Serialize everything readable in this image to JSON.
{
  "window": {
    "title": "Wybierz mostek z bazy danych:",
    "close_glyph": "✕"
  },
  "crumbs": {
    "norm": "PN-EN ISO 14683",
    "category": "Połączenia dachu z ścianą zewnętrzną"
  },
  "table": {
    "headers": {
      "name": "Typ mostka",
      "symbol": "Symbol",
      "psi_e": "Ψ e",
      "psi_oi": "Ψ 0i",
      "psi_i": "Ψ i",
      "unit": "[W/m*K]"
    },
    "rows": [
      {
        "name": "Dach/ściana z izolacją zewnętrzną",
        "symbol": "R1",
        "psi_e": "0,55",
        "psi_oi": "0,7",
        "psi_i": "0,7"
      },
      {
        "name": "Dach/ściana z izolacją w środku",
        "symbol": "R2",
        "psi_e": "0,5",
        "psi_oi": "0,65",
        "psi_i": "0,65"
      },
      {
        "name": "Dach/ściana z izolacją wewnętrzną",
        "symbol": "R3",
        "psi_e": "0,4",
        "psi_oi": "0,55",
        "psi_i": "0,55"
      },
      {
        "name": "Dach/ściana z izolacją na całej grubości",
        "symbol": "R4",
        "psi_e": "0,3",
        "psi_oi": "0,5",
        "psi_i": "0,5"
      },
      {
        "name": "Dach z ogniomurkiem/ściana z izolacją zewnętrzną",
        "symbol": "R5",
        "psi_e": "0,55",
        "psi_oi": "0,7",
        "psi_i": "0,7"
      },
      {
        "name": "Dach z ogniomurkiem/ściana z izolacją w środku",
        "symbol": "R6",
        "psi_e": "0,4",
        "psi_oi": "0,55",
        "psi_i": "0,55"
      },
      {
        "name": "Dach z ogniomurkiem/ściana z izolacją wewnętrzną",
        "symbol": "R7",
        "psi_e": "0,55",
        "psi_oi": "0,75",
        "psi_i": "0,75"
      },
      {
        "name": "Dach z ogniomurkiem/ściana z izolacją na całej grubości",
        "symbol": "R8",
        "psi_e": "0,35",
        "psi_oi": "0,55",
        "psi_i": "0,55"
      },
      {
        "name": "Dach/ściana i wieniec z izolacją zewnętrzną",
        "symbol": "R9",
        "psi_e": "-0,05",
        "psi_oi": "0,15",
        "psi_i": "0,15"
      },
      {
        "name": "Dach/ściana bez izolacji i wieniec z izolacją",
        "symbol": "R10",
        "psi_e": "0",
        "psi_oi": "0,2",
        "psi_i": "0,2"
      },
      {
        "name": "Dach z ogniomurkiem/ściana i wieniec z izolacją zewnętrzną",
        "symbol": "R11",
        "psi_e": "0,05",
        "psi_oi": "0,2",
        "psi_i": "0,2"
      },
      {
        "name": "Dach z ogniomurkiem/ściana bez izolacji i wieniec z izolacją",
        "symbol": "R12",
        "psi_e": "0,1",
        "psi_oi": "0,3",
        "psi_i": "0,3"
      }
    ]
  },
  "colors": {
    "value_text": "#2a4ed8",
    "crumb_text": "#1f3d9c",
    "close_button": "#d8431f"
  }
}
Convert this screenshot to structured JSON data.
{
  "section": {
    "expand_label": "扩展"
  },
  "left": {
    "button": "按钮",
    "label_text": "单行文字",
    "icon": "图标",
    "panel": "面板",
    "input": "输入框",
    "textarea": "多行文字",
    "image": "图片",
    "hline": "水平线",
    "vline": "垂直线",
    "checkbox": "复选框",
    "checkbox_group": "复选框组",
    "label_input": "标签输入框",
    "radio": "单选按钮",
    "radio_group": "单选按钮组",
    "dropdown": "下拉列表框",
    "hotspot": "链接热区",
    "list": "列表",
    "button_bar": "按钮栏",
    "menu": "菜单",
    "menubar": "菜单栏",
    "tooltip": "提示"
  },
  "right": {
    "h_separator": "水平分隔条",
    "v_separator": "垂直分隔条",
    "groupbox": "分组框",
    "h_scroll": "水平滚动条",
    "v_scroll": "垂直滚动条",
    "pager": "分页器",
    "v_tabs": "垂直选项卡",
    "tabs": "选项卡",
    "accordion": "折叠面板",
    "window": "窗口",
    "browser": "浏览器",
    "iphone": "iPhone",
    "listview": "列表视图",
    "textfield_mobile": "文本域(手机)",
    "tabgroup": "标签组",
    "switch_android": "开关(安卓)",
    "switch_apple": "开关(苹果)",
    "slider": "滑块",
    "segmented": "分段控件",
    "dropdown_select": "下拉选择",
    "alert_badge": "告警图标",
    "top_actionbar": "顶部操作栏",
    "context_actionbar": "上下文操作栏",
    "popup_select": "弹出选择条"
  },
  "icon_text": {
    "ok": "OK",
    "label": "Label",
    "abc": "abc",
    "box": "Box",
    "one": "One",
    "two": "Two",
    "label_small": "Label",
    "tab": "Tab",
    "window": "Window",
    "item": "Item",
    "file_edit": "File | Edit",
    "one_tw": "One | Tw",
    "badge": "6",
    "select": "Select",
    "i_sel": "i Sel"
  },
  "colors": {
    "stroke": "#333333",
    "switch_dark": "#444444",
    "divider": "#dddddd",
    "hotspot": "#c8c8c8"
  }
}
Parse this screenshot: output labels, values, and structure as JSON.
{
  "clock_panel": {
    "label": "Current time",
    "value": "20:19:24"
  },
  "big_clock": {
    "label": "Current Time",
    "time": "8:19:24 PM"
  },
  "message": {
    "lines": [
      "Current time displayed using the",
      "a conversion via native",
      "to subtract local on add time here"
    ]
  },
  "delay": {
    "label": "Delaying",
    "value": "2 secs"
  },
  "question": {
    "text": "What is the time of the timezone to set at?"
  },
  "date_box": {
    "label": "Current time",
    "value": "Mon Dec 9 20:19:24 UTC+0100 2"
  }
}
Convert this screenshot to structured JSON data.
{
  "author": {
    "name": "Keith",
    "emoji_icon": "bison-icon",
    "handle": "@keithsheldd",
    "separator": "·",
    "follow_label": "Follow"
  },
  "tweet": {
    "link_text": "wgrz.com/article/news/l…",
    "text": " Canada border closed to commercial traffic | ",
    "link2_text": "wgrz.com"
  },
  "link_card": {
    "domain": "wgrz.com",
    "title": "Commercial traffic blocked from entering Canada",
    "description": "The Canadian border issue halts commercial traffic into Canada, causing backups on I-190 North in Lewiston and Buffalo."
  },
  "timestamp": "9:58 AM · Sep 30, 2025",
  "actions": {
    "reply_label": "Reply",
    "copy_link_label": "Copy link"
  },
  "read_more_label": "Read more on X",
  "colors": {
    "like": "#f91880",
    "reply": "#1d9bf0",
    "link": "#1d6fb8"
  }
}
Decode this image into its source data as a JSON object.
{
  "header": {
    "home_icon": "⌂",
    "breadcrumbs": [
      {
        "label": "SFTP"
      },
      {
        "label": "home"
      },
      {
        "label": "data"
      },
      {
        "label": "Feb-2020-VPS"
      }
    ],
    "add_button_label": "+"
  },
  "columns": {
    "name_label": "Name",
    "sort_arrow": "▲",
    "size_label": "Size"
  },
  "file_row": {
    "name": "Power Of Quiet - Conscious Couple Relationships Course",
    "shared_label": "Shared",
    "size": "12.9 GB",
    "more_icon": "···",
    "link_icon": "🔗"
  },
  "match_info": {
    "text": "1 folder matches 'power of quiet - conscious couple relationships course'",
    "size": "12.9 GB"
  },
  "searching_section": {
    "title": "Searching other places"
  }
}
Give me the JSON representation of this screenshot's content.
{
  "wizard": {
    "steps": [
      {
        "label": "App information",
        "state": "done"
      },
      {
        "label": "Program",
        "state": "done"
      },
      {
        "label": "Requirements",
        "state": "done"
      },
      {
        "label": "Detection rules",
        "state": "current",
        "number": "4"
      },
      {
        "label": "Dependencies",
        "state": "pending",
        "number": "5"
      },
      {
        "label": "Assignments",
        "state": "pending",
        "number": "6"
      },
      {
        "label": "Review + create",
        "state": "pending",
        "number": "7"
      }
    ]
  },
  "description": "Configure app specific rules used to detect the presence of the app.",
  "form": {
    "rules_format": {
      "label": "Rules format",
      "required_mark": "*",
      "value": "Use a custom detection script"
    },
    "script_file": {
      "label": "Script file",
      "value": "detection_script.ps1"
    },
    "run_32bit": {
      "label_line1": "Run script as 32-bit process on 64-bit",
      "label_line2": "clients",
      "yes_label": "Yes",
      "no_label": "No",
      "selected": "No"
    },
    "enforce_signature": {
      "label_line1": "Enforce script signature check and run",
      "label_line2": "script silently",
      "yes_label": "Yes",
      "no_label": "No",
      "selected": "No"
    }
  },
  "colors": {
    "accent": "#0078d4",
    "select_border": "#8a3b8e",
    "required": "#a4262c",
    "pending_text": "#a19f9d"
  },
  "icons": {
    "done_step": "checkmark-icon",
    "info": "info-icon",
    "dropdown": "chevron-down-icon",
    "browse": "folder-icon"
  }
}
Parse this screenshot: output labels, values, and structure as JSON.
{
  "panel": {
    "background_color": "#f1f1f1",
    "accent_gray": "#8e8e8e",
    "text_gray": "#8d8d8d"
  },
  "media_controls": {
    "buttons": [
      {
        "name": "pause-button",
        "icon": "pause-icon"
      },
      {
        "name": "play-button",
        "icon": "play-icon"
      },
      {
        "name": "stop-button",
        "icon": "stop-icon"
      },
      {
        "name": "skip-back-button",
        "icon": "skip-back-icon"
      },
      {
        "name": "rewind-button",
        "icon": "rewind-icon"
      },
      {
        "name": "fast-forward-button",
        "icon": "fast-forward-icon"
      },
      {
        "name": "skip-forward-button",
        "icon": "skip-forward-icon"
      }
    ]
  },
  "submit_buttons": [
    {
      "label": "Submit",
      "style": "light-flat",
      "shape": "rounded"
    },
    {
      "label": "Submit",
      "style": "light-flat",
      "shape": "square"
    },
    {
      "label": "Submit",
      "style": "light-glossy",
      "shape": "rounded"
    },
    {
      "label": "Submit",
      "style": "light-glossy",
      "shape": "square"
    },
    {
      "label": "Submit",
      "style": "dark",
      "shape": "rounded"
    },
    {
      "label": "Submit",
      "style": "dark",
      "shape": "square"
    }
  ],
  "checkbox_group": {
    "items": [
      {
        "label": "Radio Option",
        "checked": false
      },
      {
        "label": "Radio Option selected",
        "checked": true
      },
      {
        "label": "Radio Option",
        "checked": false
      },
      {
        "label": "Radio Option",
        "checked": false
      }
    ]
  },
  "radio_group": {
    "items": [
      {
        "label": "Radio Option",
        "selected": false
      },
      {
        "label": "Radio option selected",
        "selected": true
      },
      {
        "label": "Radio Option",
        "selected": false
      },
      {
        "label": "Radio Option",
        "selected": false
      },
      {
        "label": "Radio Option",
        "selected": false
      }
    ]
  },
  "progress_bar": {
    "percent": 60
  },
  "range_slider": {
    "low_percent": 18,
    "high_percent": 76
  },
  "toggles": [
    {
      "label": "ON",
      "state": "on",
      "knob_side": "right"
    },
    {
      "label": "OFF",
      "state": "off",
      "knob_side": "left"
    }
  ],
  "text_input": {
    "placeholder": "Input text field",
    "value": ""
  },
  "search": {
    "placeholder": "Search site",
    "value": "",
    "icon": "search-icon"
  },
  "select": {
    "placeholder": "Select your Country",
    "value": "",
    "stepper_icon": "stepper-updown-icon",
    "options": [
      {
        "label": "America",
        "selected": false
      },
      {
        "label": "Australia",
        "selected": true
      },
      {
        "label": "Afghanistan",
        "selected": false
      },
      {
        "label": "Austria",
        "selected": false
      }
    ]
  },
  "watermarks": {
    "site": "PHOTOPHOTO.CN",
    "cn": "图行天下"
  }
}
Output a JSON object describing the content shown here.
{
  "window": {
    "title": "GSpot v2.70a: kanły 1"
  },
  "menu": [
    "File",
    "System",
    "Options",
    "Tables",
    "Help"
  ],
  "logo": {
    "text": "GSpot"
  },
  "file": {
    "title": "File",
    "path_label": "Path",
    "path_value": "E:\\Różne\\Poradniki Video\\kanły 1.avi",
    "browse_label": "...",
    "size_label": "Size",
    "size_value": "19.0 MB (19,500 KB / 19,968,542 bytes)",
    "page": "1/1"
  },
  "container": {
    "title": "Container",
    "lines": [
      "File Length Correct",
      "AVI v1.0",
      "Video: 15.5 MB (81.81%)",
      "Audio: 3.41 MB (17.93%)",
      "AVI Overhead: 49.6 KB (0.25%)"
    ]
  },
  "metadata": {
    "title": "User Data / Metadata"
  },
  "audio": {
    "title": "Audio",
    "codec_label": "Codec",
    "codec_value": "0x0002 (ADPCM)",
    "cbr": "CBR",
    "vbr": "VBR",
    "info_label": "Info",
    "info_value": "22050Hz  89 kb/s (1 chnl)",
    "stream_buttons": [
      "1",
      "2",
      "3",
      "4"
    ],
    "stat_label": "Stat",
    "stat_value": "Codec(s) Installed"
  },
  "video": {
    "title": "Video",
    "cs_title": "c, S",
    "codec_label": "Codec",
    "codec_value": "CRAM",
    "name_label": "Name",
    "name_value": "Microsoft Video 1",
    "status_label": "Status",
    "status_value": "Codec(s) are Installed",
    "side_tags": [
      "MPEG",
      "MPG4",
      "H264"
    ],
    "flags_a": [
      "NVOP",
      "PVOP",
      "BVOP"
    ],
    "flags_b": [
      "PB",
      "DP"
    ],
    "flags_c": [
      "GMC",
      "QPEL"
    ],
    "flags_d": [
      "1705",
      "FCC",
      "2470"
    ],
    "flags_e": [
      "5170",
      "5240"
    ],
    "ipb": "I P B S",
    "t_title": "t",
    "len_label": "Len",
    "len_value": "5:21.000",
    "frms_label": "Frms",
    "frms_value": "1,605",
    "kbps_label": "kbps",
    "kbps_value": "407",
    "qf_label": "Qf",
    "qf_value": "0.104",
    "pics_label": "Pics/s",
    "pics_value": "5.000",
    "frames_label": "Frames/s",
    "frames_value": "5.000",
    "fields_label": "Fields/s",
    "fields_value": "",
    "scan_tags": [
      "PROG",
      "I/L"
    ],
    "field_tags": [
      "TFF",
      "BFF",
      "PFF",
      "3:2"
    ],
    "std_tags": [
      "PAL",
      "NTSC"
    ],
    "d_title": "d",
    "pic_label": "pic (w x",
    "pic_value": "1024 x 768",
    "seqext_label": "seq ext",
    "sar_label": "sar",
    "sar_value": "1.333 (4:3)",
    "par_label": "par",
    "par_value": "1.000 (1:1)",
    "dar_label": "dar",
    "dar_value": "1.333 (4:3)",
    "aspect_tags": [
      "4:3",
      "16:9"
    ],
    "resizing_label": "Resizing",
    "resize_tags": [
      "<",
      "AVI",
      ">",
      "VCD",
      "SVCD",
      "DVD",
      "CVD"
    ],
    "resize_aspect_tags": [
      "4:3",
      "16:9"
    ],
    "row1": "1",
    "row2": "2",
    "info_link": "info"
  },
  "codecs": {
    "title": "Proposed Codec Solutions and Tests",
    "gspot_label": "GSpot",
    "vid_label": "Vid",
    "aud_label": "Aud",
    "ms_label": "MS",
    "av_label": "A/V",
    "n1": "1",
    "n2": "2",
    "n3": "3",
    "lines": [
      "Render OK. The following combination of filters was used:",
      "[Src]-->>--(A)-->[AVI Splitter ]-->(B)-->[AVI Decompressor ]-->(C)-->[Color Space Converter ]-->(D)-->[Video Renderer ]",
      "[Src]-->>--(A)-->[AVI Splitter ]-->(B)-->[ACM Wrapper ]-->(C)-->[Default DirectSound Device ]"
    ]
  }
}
• • • •
### CHALLENGE
All lines above containing the string "Splitter" are to be collected.

### RESULT
      "[Src]-->>--(A)-->[AVI Splitter ]-->(B)-->[AVI Decompressor ]-->(C)-->[Color Space Converter ]-->(D)-->[Video Renderer ]",
      "[Src]-->>--(A)-->[AVI Splitter ]-->(B)-->[ACM Wrapper ]-->(C)-->[Default DirectSound Device ]"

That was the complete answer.